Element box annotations

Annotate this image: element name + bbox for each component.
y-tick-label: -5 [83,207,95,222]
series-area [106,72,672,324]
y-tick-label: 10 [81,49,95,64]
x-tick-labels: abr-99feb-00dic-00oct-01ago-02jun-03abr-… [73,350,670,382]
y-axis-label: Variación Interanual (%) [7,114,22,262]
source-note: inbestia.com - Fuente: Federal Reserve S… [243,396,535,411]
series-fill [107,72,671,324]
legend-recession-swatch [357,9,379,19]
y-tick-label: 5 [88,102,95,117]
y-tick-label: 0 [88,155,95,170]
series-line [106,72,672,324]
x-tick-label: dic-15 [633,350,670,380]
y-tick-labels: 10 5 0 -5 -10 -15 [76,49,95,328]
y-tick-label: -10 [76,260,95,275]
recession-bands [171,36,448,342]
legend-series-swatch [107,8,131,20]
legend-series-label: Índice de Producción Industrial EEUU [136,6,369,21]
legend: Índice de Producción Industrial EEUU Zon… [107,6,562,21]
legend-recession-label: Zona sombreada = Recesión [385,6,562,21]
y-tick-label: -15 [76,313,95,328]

Requirements: Filter the rows above, keeping each one that contains the string "Índice". Case matters, so copy only the lines where it appears with that exact capitalization.

Written reply:
legend-series-label: Índice de Producción Industrial EEUU [136,6,369,21]
legend: Índice de Producción Industrial EEUU Zon… [107,6,562,21]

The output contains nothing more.